Using the listing below, report all lines holding the word "type".

**Provided entries:**

-------

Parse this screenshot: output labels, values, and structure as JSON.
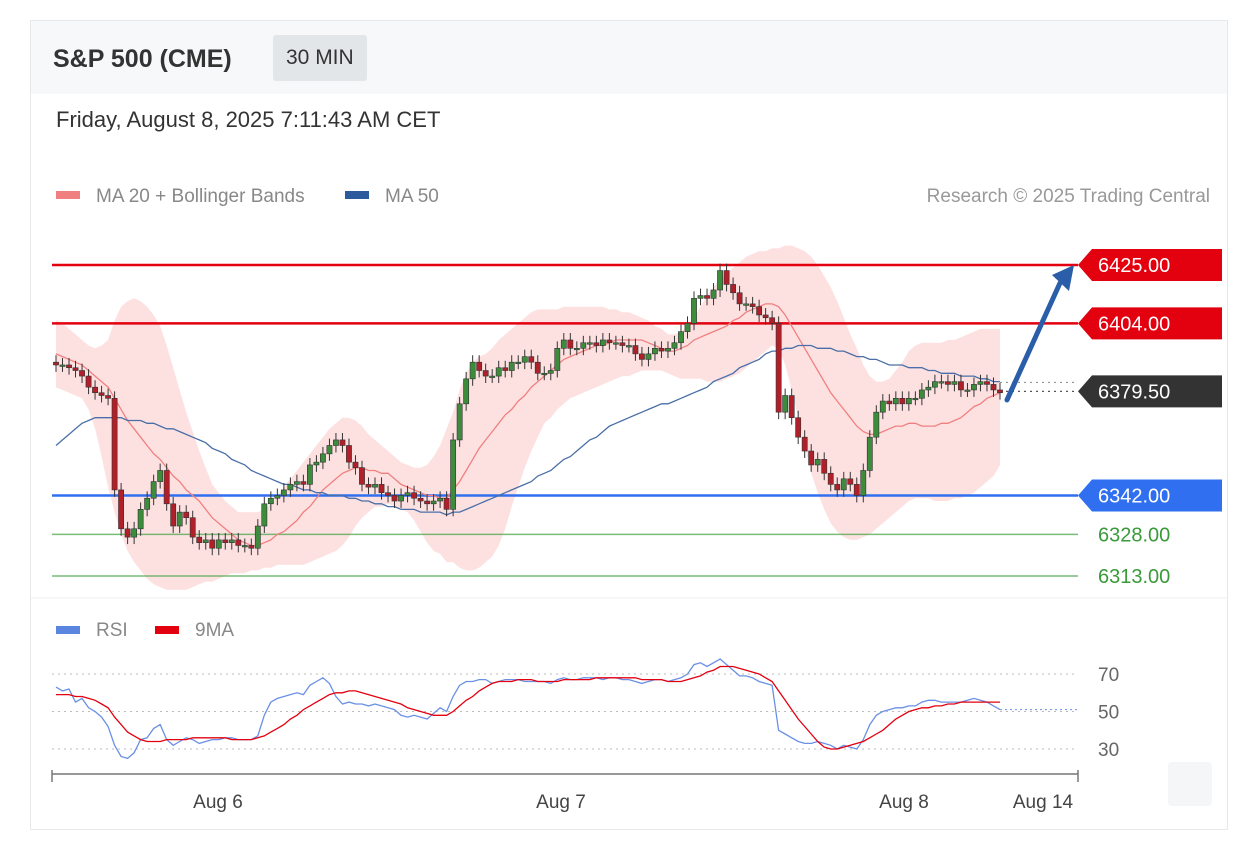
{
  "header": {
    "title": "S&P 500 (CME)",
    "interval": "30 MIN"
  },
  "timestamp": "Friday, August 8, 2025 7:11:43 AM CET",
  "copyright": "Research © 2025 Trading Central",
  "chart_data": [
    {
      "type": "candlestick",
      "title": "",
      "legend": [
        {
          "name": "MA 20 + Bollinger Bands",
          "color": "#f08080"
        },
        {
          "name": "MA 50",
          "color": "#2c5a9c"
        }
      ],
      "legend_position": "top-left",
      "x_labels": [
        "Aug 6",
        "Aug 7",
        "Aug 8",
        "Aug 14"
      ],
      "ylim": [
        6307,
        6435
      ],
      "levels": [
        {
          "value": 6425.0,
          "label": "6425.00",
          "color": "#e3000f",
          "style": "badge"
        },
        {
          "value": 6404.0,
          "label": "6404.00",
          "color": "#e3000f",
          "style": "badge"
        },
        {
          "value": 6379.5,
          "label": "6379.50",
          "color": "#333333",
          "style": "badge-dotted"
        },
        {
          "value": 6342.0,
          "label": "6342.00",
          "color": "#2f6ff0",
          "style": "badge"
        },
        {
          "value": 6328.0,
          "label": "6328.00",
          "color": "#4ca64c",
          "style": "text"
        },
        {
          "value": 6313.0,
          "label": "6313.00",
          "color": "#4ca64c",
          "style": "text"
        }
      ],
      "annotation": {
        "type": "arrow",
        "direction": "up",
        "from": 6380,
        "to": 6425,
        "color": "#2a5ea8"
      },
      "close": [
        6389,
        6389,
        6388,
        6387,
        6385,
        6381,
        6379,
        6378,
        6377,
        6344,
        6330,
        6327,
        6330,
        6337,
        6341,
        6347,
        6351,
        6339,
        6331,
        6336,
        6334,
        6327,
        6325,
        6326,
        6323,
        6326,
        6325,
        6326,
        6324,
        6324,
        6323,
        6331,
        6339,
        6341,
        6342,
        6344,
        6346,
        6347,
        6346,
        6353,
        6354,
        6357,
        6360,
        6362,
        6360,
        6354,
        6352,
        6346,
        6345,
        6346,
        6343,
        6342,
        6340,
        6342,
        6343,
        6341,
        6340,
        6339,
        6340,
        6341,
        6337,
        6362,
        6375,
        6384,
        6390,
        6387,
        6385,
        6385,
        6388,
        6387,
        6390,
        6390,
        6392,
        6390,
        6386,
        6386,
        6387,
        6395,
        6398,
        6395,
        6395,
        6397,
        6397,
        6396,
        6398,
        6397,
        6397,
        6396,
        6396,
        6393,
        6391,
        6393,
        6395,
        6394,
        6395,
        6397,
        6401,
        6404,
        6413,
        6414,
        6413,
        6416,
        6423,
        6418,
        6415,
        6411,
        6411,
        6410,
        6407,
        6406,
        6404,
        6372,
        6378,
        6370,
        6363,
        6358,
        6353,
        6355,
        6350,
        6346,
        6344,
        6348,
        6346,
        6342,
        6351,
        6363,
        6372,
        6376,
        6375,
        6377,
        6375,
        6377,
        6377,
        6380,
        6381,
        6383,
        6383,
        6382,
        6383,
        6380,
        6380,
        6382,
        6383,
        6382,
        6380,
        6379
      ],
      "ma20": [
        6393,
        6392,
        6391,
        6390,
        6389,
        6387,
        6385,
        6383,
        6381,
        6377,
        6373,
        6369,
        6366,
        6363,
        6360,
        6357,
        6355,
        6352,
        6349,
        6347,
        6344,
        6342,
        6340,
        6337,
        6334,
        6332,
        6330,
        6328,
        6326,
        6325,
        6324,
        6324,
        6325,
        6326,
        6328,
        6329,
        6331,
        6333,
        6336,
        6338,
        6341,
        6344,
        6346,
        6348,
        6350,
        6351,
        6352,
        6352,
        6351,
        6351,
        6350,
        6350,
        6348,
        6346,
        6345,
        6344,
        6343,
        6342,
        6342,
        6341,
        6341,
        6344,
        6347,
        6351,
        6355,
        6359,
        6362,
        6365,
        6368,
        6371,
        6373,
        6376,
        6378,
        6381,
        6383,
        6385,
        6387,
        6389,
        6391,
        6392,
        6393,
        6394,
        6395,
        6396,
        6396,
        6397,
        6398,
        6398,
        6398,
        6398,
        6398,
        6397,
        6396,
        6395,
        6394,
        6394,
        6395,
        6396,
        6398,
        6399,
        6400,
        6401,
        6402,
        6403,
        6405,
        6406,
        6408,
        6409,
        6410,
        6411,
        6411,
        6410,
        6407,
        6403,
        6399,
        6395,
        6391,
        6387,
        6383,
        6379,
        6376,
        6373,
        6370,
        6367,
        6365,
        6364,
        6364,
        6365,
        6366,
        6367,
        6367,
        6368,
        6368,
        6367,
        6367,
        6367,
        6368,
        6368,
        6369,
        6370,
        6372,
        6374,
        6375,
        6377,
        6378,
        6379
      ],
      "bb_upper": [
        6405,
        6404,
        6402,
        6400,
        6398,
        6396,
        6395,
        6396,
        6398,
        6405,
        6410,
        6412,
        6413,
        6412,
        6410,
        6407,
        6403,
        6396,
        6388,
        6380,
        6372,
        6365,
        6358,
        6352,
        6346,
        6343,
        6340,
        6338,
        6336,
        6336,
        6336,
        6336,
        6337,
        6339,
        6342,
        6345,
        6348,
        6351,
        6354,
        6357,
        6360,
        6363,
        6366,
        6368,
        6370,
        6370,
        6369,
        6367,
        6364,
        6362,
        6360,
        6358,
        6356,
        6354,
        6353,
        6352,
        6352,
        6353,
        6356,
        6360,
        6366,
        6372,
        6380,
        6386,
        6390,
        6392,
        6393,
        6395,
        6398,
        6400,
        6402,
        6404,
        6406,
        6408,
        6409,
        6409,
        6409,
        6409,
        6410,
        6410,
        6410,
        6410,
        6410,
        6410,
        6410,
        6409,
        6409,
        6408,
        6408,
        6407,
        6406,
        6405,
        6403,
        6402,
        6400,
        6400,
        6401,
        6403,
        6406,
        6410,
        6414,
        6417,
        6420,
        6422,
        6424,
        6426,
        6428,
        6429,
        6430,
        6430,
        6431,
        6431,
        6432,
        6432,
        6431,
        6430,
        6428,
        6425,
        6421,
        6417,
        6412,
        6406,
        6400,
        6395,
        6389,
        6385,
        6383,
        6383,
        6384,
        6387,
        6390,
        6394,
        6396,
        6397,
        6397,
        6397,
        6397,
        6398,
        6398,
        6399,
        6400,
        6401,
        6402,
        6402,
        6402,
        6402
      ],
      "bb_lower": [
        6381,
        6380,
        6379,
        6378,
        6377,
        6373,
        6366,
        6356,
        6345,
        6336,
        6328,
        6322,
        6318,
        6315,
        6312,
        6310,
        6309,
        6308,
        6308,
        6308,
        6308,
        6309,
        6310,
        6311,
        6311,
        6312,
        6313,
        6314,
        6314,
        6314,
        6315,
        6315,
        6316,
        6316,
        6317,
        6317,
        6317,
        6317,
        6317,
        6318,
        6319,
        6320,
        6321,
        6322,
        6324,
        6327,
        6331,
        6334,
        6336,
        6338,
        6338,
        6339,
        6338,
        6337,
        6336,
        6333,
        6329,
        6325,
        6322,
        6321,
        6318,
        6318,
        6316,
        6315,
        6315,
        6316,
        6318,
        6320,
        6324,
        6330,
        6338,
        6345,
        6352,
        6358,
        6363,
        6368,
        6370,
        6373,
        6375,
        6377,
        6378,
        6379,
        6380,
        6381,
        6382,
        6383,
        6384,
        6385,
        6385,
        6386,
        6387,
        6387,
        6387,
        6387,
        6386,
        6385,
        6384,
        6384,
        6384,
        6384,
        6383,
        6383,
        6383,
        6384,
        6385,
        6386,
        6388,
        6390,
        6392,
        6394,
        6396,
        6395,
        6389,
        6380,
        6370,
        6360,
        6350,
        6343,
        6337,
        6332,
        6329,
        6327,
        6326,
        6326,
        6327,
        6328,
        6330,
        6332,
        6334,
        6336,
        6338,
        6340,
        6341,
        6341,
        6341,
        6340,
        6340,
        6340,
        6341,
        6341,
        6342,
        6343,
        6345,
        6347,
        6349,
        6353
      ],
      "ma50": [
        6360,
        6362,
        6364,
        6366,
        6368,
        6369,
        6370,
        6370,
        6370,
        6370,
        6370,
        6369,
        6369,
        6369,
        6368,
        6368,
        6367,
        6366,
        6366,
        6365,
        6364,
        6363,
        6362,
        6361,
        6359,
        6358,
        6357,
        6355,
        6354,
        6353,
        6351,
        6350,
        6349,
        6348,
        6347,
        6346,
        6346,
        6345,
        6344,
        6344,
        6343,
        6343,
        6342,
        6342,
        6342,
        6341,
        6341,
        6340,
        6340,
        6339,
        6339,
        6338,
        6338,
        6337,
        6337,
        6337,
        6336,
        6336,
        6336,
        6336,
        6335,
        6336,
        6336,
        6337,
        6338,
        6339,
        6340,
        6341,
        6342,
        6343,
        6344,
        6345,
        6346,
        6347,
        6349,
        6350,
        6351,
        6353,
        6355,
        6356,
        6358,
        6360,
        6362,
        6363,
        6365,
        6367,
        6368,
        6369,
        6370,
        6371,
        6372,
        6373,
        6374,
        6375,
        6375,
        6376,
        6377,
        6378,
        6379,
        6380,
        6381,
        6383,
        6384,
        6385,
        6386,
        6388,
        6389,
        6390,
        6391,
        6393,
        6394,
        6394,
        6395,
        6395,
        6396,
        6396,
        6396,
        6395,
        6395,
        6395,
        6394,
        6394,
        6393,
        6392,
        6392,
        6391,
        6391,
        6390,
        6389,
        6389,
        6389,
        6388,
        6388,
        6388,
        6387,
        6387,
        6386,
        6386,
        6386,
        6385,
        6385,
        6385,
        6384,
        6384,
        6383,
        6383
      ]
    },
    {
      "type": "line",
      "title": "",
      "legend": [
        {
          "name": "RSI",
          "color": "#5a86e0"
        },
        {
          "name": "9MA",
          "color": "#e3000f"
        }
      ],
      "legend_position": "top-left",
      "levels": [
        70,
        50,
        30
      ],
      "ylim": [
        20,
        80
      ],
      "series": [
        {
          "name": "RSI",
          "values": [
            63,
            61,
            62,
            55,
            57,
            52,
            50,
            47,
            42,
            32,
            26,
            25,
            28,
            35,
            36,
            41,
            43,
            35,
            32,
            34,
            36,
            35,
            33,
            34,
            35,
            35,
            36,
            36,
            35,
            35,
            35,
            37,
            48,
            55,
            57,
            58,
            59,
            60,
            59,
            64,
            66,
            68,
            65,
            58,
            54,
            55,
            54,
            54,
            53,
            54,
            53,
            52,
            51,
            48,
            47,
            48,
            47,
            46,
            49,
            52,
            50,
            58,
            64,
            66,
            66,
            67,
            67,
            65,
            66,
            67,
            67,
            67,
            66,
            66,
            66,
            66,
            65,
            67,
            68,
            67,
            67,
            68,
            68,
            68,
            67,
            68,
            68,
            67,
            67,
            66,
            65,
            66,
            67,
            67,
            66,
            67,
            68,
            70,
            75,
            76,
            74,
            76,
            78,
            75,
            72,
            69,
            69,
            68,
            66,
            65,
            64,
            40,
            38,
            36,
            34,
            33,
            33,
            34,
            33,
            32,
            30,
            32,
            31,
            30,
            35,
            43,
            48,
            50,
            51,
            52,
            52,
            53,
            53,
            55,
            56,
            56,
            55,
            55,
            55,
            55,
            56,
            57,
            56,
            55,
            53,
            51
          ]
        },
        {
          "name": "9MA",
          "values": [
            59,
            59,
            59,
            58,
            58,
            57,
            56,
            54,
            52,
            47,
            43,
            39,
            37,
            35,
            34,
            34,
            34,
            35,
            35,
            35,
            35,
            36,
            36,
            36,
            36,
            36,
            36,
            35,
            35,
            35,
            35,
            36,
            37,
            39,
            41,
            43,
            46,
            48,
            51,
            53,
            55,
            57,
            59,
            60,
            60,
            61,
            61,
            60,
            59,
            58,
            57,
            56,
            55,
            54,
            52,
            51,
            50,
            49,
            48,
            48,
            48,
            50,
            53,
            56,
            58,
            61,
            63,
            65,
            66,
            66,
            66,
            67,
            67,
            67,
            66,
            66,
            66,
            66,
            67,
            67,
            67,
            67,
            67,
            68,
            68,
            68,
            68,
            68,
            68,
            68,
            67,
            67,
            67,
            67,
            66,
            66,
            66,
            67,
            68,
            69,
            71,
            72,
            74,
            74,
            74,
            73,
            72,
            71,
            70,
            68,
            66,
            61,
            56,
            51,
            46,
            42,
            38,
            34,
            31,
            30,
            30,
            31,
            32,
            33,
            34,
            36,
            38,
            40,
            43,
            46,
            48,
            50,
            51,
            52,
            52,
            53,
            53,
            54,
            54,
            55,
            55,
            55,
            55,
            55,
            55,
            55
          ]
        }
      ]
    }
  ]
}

-------

**Output of the exercise:**
      "type": "candlestick",
        "type": "arrow",
      "type": "line",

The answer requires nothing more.